▸ Task brief: Return the listing below in full, with every line exactly as it is.

--- Start of Record list ---

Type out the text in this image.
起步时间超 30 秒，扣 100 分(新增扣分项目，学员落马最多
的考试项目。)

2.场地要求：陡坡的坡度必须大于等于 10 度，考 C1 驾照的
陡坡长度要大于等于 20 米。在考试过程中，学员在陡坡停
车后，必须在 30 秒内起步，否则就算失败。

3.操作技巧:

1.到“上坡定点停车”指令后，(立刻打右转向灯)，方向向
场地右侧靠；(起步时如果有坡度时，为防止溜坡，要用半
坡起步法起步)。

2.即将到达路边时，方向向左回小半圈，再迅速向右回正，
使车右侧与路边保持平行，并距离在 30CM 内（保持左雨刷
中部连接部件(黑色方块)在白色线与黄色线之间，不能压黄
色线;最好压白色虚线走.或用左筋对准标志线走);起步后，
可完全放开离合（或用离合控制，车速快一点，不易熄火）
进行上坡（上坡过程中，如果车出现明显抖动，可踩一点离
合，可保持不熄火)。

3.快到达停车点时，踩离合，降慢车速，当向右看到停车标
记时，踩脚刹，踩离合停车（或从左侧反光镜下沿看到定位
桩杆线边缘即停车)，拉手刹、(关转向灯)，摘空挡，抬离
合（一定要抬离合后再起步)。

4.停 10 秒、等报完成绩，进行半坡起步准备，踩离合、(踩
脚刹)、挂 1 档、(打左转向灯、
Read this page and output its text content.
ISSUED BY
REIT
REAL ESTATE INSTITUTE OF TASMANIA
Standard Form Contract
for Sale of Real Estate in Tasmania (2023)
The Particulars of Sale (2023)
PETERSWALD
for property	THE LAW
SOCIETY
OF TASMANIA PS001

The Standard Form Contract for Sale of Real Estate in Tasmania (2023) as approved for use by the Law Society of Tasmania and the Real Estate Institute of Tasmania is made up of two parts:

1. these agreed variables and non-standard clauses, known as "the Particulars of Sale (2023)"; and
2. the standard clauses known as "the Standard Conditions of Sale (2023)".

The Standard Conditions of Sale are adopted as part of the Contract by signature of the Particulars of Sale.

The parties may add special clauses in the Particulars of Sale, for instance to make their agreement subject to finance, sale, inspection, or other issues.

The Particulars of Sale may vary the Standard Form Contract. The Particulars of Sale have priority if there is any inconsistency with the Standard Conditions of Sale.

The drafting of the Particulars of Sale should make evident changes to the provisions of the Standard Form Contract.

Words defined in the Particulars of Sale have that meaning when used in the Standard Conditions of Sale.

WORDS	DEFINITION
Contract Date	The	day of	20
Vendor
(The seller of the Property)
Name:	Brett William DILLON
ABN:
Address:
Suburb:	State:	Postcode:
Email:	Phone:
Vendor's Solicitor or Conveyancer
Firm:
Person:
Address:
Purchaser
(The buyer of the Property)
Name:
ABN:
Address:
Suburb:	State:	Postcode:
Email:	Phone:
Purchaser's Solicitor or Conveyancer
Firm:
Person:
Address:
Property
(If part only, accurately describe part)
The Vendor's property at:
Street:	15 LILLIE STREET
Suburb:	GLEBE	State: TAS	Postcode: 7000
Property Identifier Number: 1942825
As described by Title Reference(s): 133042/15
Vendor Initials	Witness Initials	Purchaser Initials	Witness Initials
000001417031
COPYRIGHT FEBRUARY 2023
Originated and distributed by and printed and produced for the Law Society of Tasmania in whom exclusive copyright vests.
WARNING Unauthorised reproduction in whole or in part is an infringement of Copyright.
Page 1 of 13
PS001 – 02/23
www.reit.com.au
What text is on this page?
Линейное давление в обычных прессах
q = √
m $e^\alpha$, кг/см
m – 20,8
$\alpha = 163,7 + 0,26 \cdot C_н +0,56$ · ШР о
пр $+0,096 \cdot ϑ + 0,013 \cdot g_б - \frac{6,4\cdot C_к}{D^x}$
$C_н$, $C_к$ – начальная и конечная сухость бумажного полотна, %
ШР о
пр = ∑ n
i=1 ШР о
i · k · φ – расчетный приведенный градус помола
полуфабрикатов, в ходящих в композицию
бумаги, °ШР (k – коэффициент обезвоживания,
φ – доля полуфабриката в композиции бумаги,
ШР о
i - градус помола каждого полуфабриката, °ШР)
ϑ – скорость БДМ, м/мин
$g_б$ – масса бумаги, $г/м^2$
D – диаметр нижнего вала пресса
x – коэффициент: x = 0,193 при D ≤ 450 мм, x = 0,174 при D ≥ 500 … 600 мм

--- End of Record list ---

▸ Correct answer:
Type out the text in this image.
起步时间超 30 秒，扣 100 分(新增扣分项目，学员落马最多
的考试项目。)

2.场地要求：陡坡的坡度必须大于等于 10 度，考 C1 驾照的
陡坡长度要大于等于 20 米。在考试过程中，学员在陡坡停
车后，必须在 30 秒内起步，否则就算失败。

3.操作技巧:

1.到“上坡定点停车”指令后，(立刻打右转向灯)，方向向
场地右侧靠；(起步时如果有坡度时，为防止溜坡，要用半
坡起步法起步)。

2.即将到达路边时，方向向左回小半圈，再迅速向右回正，
使车右侧与路边保持平行，并距离在 30CM 内（保持左雨刷
中部连接部件(黑色方块)在白色线与黄色线之间，不能压黄
色线;最好压白色虚线走.或用左筋对准标志线走);起步后，
可完全放开离合（或用离合控制，车速快一点，不易熄火）
进行上坡（上坡过程中，如果车出现明显抖动，可踩一点离
合，可保持不熄火)。

3.快到达停车点时，踩离合，降慢车速，当向右看到停车标
记时，踩脚刹，踩离合停车（或从左侧反光镜下沿看到定位
桩杆线边缘即停车)，拉手刹、(关转向灯)，摘空挡，抬离
合（一定要抬离合后再起步)。

4.停 10 秒、等报完成绩，进行半坡起步准备，踩离合、(踩
脚刹)、挂 1 档、(打左转向灯、
Read this page and output its text content.
ISSUED BY
REIT
REAL ESTATE INSTITUTE OF TASMANIA
Standard Form Contract
for Sale of Real Estate in Tasmania (2023)
The Particulars of Sale (2023)
PETERSWALD
for property	THE LAW
SOCIETY
OF TASMANIA PS001

The Standard Form Contract for Sale of Real Estate in Tasmania (2023) as approved for use by the Law Society of Tasmania and the Real Estate Institute of Tasmania is made up of two parts:

1. these agreed variables and non-standard clauses, known as "the Particulars of Sale (2023)"; and
2. the standard clauses known as "the Standard Conditions of Sale (2023)".

The Standard Conditions of Sale are adopted as part of the Contract by signature of the Particulars of Sale.

The parties may add special clauses in the Particulars of Sale, for instance to make their agreement subject to finance, sale, inspection, or other issues.

The Particulars of Sale may vary the Standard Form Contract. The Particulars of Sale have priority if there is any inconsistency with the Standard Conditions of Sale.

The drafting of the Particulars of Sale should make evident changes to the provisions of the Standard Form Contract.

Words defined in the Particulars of Sale have that meaning when used in the Standard Conditions of Sale.

WORDS	DEFINITION
Contract Date	The	day of	20
Vendor
(The seller of the Property)
Name:	Brett William DILLON
ABN:
Address:
Suburb:	State:	Postcode:
Email:	Phone:
Vendor's Solicitor or Conveyancer
Firm:
Person:
Address:
Purchaser
(The buyer of the Property)
Name:
ABN:
Address:
Suburb:	State:	Postcode:
Email:	Phone:
Purchaser's Solicitor or Conveyancer
Firm:
Person:
Address:
Property
(If part only, accurately describe part)
The Vendor's property at:
Street:	15 LILLIE STREET
Suburb:	GLEBE	State: TAS	Postcode: 7000
Property Identifier Number: 1942825
As described by Title Reference(s): 133042/15
Vendor Initials	Witness Initials	Purchaser Initials	Witness Initials
000001417031
COPYRIGHT FEBRUARY 2023
Originated and distributed by and printed and produced for the Law Society of Tasmania in whom exclusive copyright vests.
WARNING Unauthorised reproduction in whole or in part is an infringement of Copyright.
Page 1 of 13
PS001 – 02/23
www.reit.com.au
What text is on this page?
Линейное давление в обычных прессах
q = √
m $e^\alpha$, кг/см
m – 20,8
$\alpha = 163,7 + 0,26 \cdot C_н +0,56$ · ШР о
пр $+0,096 \cdot ϑ + 0,013 \cdot g_б - \frac{6,4\cdot C_к}{D^x}$
$C_н$, $C_к$ – начальная и конечная сухость бумажного полотна, %
ШР о
пр = ∑ n
i=1 ШР о
i · k · φ – расчетный приведенный градус помола
полуфабрикатов, в ходящих в композицию
бумаги, °ШР (k – коэффициент обезвоживания,
φ – доля полуфабриката в композиции бумаги,
ШР о
i - градус помола каждого полуфабриката, °ШР)
ϑ – скорость БДМ, м/мин
$g_б$ – масса бумаги, $г/м^2$
D – диаметр нижнего вала пресса
x – коэффициент: x = 0,193 при D ≤ 450 мм, x = 0,174 при D ≥ 500 … 600 мм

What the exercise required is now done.